The records |
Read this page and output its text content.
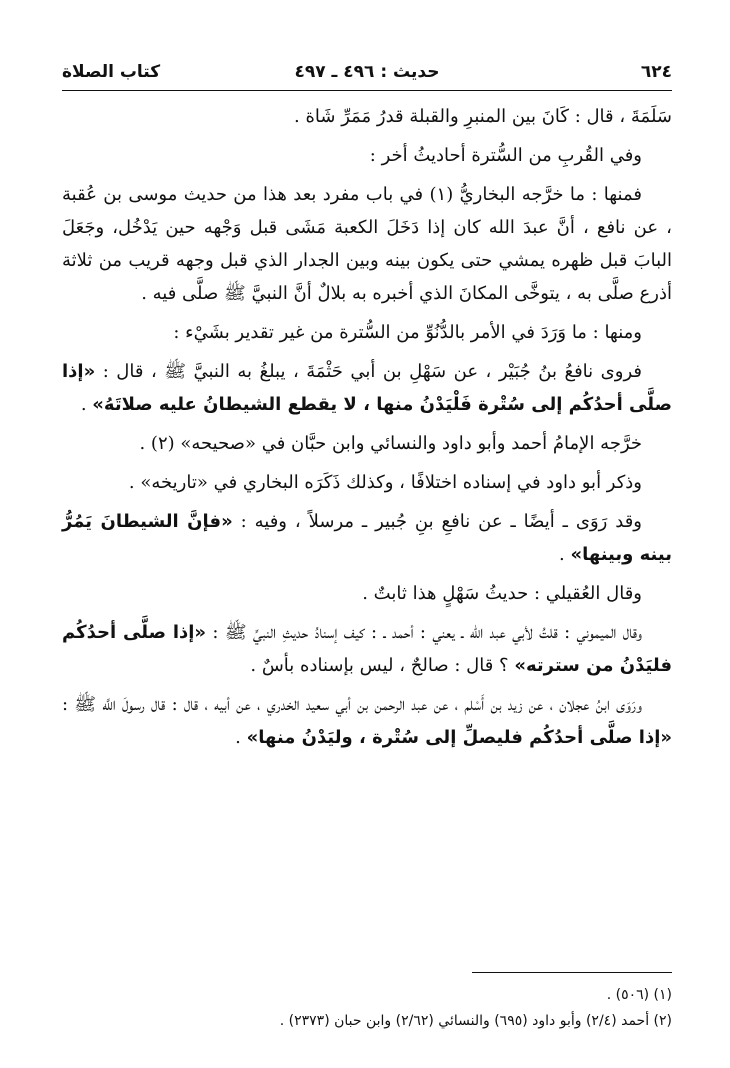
٦٢٤
حديث : ٤٩٦ ـ ٤٩٧
كتاب الصلاة

سَلَمَةَ ، قال : كَانَ بين المنبرِ والقبلة قدرُ مَمَرِّ شَاة .

وفي القُربِ من السُّترة أحاديثُ أخر :

فمنها : ما خرَّجه البخاريُّ (١) في باب مفرد بعد هذا من حديث موسى بن عُقبة ، عن نافع ، أنَّ عبدَ الله كان إذا دَخَلَ الكعبة مَشَى قبل وَجْهه حين يَدْخُل، وجَعَلَ البابَ قبل ظهره يمشي حتى يكون بينه وبين الجدار الذي قبل وجهه قريب من ثلاثة أذرع صلَّى به ، يتوخَّى المكانَ الذي أخبره به بلالٌ أنَّ النبيَّ ﷺ صلَّى فيه .

ومنها : ما وَرَدَ في الأمر بالدُّنُوِّ من السُّترة من غير تقدير بشَيْء :

فروى نافعُ بنُ جُبَيْر ، عن سَهْلِ بن أبي حَثْمَةَ ، يبلغُ به النبيَّ ﷺ ، قال : «إذا صلَّى أحدُكُم إلى سُتْرة فَلْيَدْنُ منها ، لا يقطع الشيطانُ عليه صلاتَهُ» .

خرَّجه الإمامُ أحمد وأبو داود والنسائي وابن حبَّان في «صحيحه» (٢) .

وذكر أبو داود في إسناده اختلافًا ، وكذلك ذَكَرَه البخاري في «تاريخه» .

وقد رَوَى ـ أيضًا ـ عن نافعِ بنِ جُبير ـ مرسلاً ، وفيه : «فإنَّ الشيطانَ يَمُرُّ بينه وبينها» .

وقال العُقيلي : حديثُ سَهْلٍ هذا ثابتٌ .

وقال الميموني : قلتُ لأبي عبد الله ـ يعني : أحمد ـ : كيف إسنادُ حديثِ النبيِّ ﷺ : «إذا صلَّى أحدُكُم فليَدْنُ من سترته» ؟ قال : صالحٌ ، ليس بإسناده بأسٌ .

ورَوَى ابنُ عجلان ، عن زيد بن أَسْلم ، عن عبد الرحمن بن أبي سعيد الخدري ، عن أبيه ، قال : قال رسولَ اللَّه ﷺ : «إذا صلَّى أحدُكُم فليصلِّ إلى سُتْرة ، وليَدْنُ منها» .

(١) (٥٠٦) .
(٢) أحمد (٢/٤) وأبو داود (٦٩٥) والنسائي (٢/٦٢) وابن حبان (٢٣٧٣) .
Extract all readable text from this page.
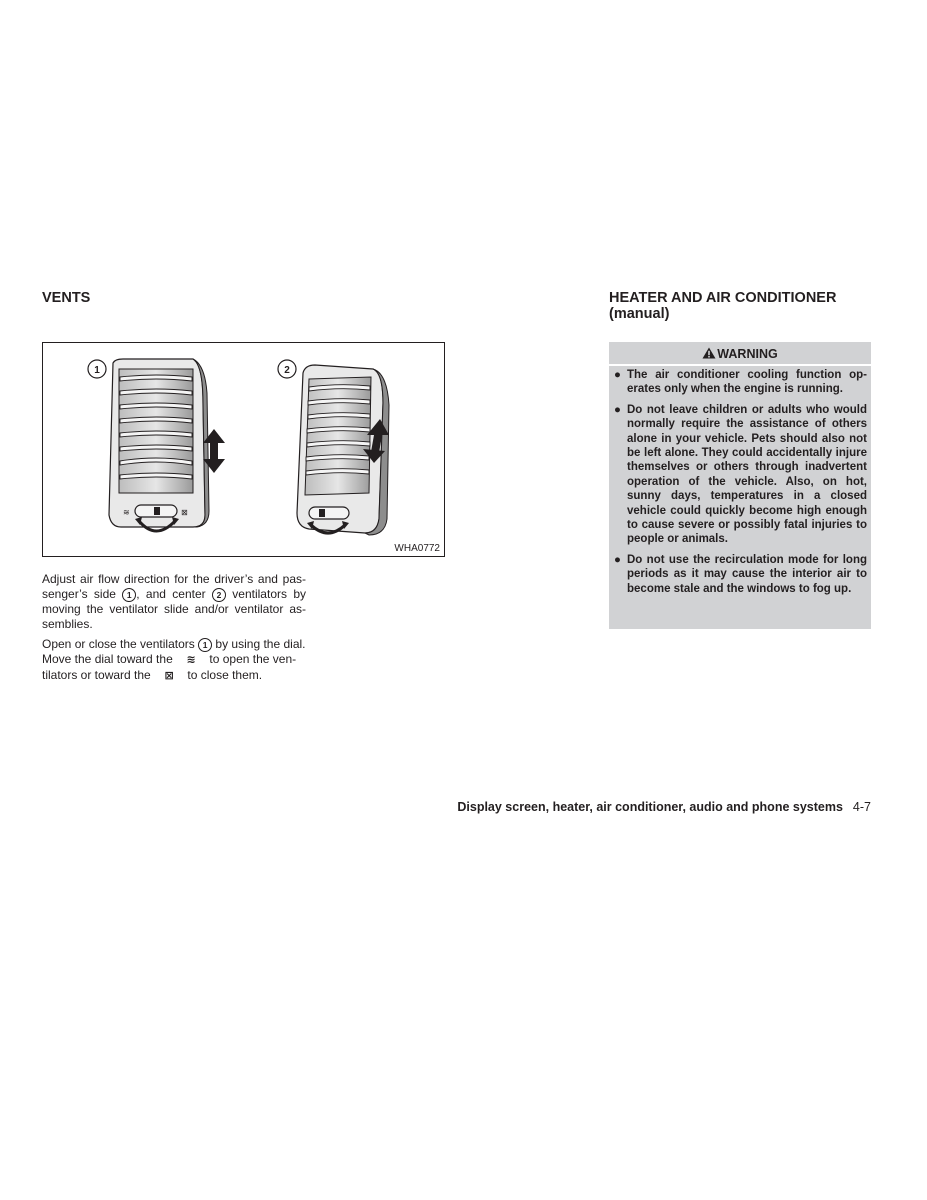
VENTS
≋	⊠
1	2
WHA0772

Adjust air flow direction for the driver’s and passenger’s side 1 , and center 2 ventilators by moving the ventilator slide and/or ventilator assemblies.

Open or close the ventilators 1 by using the dial. Move the dial toward the ≋ to open the ventilators or toward the ⊠ to close them.

HEATER AND AIR CONDITIONER
(manual)
WARNING
● The air conditioner cooling function operates only when the engine is running.
● Do not leave children or adults who would normally require the assistance of others alone in your vehicle. Pets should also not be left alone. They could accidentally injure themselves or others through inadvertent operation of the vehicle. Also, on hot, sunny days, temperatures in a closed vehicle could quickly become high enough to cause severe or possibly fatal injuries to people or animals.
● Do not use the recirculation mode for long periods as it may cause the interior air to become stale and the windows to fog up.
Display screen, heater, air conditioner, audio and phone systems 4-7
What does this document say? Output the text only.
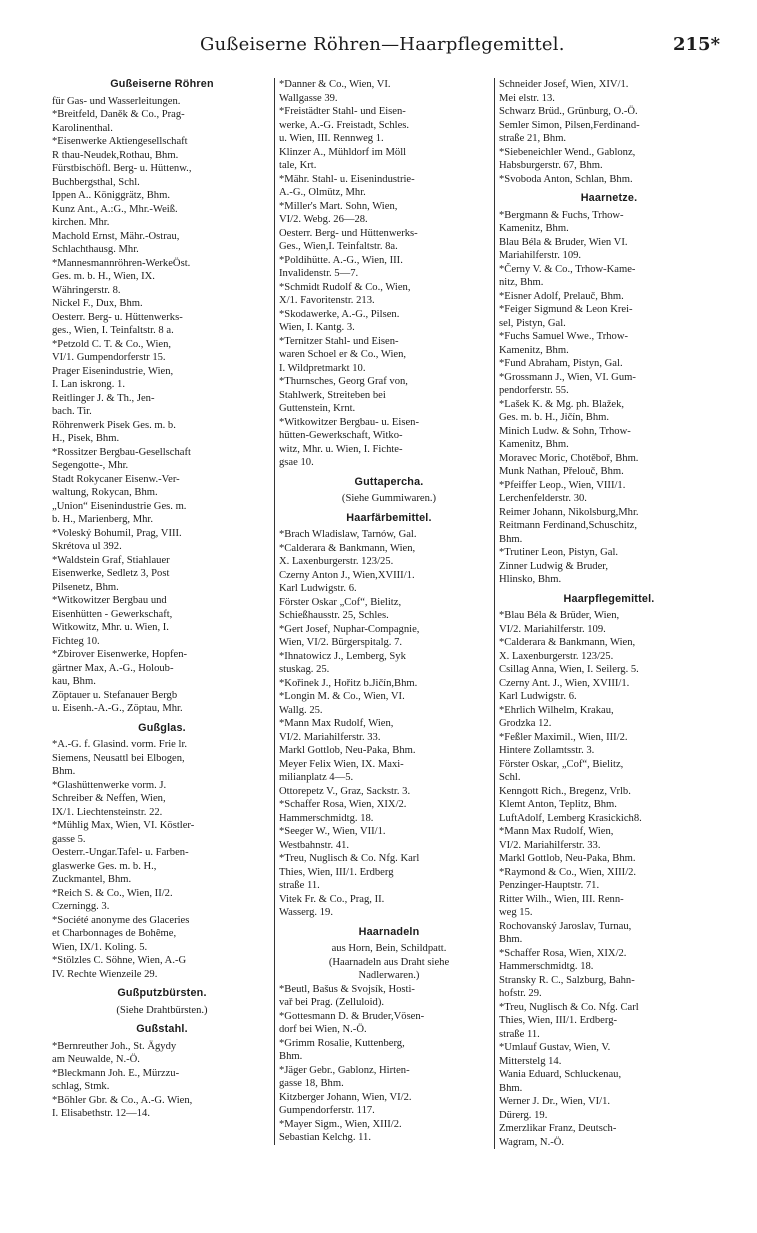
Gußeiserne Röhren—Haarpflegemittel.	215*
Gußeiserne Röhren
für Gas- und Wasserleitungen.
*Breitfeld, Daněk & Co., Prag-
Karolinenthal.
*Eisenwerke Aktiengesellschaft
R thau-Neudek,Rothau, Bhm.
Fürstbischöfl. Berg- u. Hüttenw.,
Buchbergsthal, Schl.
Ippen A.. Königgrätz, Bhm.
Kunz Ant., A.:G., Mhr.-Weiß.
kirchen. Mhr.
Machold Ernst, Mähr.-Ostrau,
Schlachthausg. Mhr.
*Mannesmannröhren-WerkeÖst.
Ges. m. b. H., Wien, IX.
Währingerstr. 8.
Nickel F., Dux, Bhm.
Oesterr. Berg- u. Hüttenwerks-
ges., Wien, I. Teinfaltstr. 8 a.
*Petzold C. T. & Co., Wien,
VI/1. Gumpendorferstr 15.
Prager Eisenindustrie, Wien,
I. Lan iskrong. 1.
Reitlinger J. & Th., Jen-
bach. Tir.
Röhrenwerk Pisek Ges. m. b.
H., Pisek, Bhm.
*Rossitzer Bergbau-Gesellschaft
Segengotte-, Mhr.
Stadt Rokycaner Eisenw.-Ver-
waltung, Rokycan, Bhm.
„Union“ Eisenindustrie Ges. m.
b. H., Marienberg, Mhr.
*Voleský Bohumil, Prag, VIII.
Skrétova ul 392.
*Waldstein Graf, Stiahlauer
Eisenwerke, Sedletz 3, Post
Pilsenetz, Bhm.
*Witkowitzer Bergbau und
Eisenhütten - Gewerkschaft,
Witkowitz, Mhr. u. Wien, I.
Fichteg 10.
*Zbirover Eisenwerke, Hopfen-
gärtner Max, A.-G., Holoub-
kau, Bhm.
Zöptauer u. Stefanauer Bergb
u. Eisenh.-A.-G., Zöptau, Mhr.
Gußglas.
*A.-G. f. Glasind. vorm. Frie lr.
Siemens, Neusattl bei Elbogen,
Bhm.
*Glashüttenwerke vorm. J.
Schreiber & Neffen, Wien,
IX/1. Liechtensteinstr. 22.
*Mühlig Max, Wien, VI. Köstler-
gasse 5.
Oesterr.-Ungar.Tafel- u. Farben-
glaswerke Ges. m. b. H.,
Zuckmantel, Bhm.
*Reich S. & Co., Wien, II/2.
Czerningg. 3.
*Société anonyme des Glaceries
et Charbonnages de Bohême,
Wien, IX/1. Koling. 5.
*Stölzles C. Söhne, Wien, A.-G
IV. Rechte Wienzeile 29.
Gußputzbürsten.
(Siehe Drahtbürsten.)
Gußstahl.
*Bernreuther Joh., St. Ägydy
am Neuwalde, N.-Ö.
*Bleckmann Joh. E., Mürzzu-
schlag, Stmk.
*Böhler Gbr. & Co., A.-G. Wien,
I. Elisabethstr. 12—14.
*Danner & Co., Wien, VI.
Wallgasse 39.
*Freistädter Stahl- und Eisen-
werke, A.-G. Freistadt, Schles.
u. Wien, III. Rennweg 1.
Klinzer A., Mühldorf im Möll
tale, Krt.
*Mähr. Stahl- u. Eisenindustrie-
A.-G., Olmütz, Mhr.
*Miller's Mart. Sohn, Wien,
VI/2. Webg. 26—28.
Oesterr. Berg- und Hüttenwerks-
Ges., Wien,I. Teinfaltstr. 8a.
*Poldihütte. A.-G., Wien, III.
Invalidenstr. 5—7.
*Schmidt Rudolf & Co., Wien,
X/1. Favoritenstr. 213.
*Skodawerke, A.-G., Pilsen.
Wien, I. Kantg. 3.
*Ternitzer Stahl- und Eisen-
waren Schoel er & Co., Wien,
I. Wildpretmarkt 10.
*Thurnsches, Georg Graf von,
Stahlwerk, Streiteben bei
Guttenstein, Krnt.
*Witkowitzer Bergbau- u. Eisen-
hütten-Gewerkschaft, Witko-
witz, Mhr. u. Wien, I. Fichte-
gsae 10.
Guttapercha.
(Siehe Gummiwaren.)
Haarfärbemittel.
*Brach Wladislaw, Tarnów, Gal.
*Calderara & Bankmann, Wien,
X. Laxenburgerstr. 123/25.
Czerny Anton J., Wien,XVIII/1.
Karl Ludwigstr. 6.
Förster Oskar „Cof“, Bielitz,
Schießhausstr. 25, Schles.
*Gert Josef, Nuphar-Compagnie,
Wien, VI/2. Bürgerspitalg. 7.
*Ihnatowicz J., Lemberg, Syk
stuskag. 25.
*Kořinek J., Hořitz b.Jičín,Bhm.
*Longin M. & Co., Wien, VI.
Wallg. 25.
*Mann Max Rudolf, Wien,
VI/2. Mariahilferstr. 33.
Markl Gottlob, Neu-Paka, Bhm.
Meyer Felix Wien, IX. Maxi-
milianplatz 4—5.
Ottorepetz V., Graz, Sackstr. 3.
*Schaffer Rosa, Wien, XIX/2.
Hammerschmidtg. 18.
*Seeger W., Wien, VII/1.
Westbahnstr. 41.
*Treu, Nuglisch & Co. Nfg. Karl
Thies, Wien, III/1. Erdberg
straße 11.
Vitek Fr. & Co., Prag, II.
Wasserg. 19.
Haarnadeln
aus Horn, Bein, Schildpatt.
(Haarnadeln aus Draht siehe
Nadlerwaren.)
*Beutl, Bašus & Svojsík, Hosti-
vař bei Prag. (Zelluloid).
*Gottesmann D. & Bruder,Vösen-
dorf bei Wien, N.-Ö.
*Grimm Rosalie, Kuttenberg,
Bhm.
*Jäger Gebr., Gablonz, Hirten-
gasse 18, Bhm.
Kitzberger Johann, Wien, VI/2.
Gumpendorferstr. 117.
*Mayer Sigm., Wien, XIII/2.
Sebastian Kelchg. 11.
Schneider Josef, Wien, XIV/1.
Mei elstr. 13.
Schwarz Brüd., Grünburg, O.-Ö.
Semler Simon, Pilsen,Ferdinand-
straße 21, Bhm.
*Siebeneichler Wend., Gablonz,
Habsburgerstr. 67, Bhm.
*Svoboda Anton, Schlan, Bhm.
Haarnetze.
*Bergmann & Fuchs, Trhow-
Kamenitz, Bhm.
Blau Béla & Bruder, Wien VI.
Mariahilferstr. 109.
*Černy V. & Co., Trhow-Kame-
nitz, Bhm.
*Eisner Adolf, Prelauč, Bhm.
*Feiger Sigmund & Leon Krei-
sel, Pistyn, Gal.
*Fuchs Samuel Wwe., Trhow-
Kamenitz, Bhm.
*Fund Abraham, Pistyn, Gal.
*Grossmann J., Wien, VI. Gum-
pendorferstr. 55.
*Lašek K. & Mg. ph. Blažek,
Ges. m. b. H., Jičín, Bhm.
Minich Ludw. & Sohn, Trhow-
Kamenitz, Bhm.
Moravec Moric, Chotěboř, Bhm.
Munk Nathan, Přelouč, Bhm.
*Pfeiffer Leop., Wien, VIII/1.
Lerchenfelderstr. 30.
Reimer Johann, Nikolsburg,Mhr.
Reitmann Ferdinand,Schuschitz,
Bhm.
*Trutiner Leon, Pistyn, Gal.
Zinner Ludwig & Bruder,
Hlinsko, Bhm.
Haarpflegemittel.
*Blau Béla & Brüder, Wien,
VI/2. Mariahilferstr. 109.
*Calderara & Bankmann, Wien,
X. Laxenburgerstr. 123/25.
Csillag Anna, Wien, I. Seilerg. 5.
Czerny Ant. J., Wien, XVIII/1.
Karl Ludwigstr. 6.
*Ehrlich Wilhelm, Krakau,
Grodzka 12.
*Feßler Maximil., Wien, III/2.
Hintere Zollamtsstr. 3.
Förster Oskar, „Cof“, Bielitz,
Schl.
Kenngott Rich., Bregenz, Vrlb.
Klemt Anton, Teplitz, Bhm.
LuftAdolf, Lemberg Krasickich8.
*Mann Max Rudolf, Wien,
VI/2. Mariahilferstr. 33.
Markl Gottlob, Neu-Paka, Bhm.
*Raymond & Co., Wien, XIII/2.
Penzinger-Hauptstr. 71.
Ritter Wilh., Wien, III. Renn-
weg 15.
Rochovanský Jaroslav, Turnau,
Bhm.
*Schaffer Rosa, Wien, XIX/2.
Hammerschmidtg. 18.
Stransky R. C., Salzburg, Bahn-
hofstr. 29.
*Treu, Nuglisch & Co. Nfg. Carl
Thies, Wien, III/1. Erdberg-
straße 11.
*Umlauf Gustav, Wien, V.
Mitterstelg 14.
Wania Eduard, Schluckenau,
Bhm.
Werner J. Dr., Wien, VI/1.
Dürerg. 19.
Zmerzlikar Franz, Deutsch-
Wagram, N.-Ö.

Exercise details | Select every line where the word "وابن" occurs.

Reply |
خرَّجه الإمامُ أحمد وأبو داود والنسائي وابن حبَّان في «صحيحه» (٢) .
(٢) أحمد (٢/٤) وأبو داود (٦٩٥) والنسائي (٢/٦٢) وابن حبان (٢٣٧٣) .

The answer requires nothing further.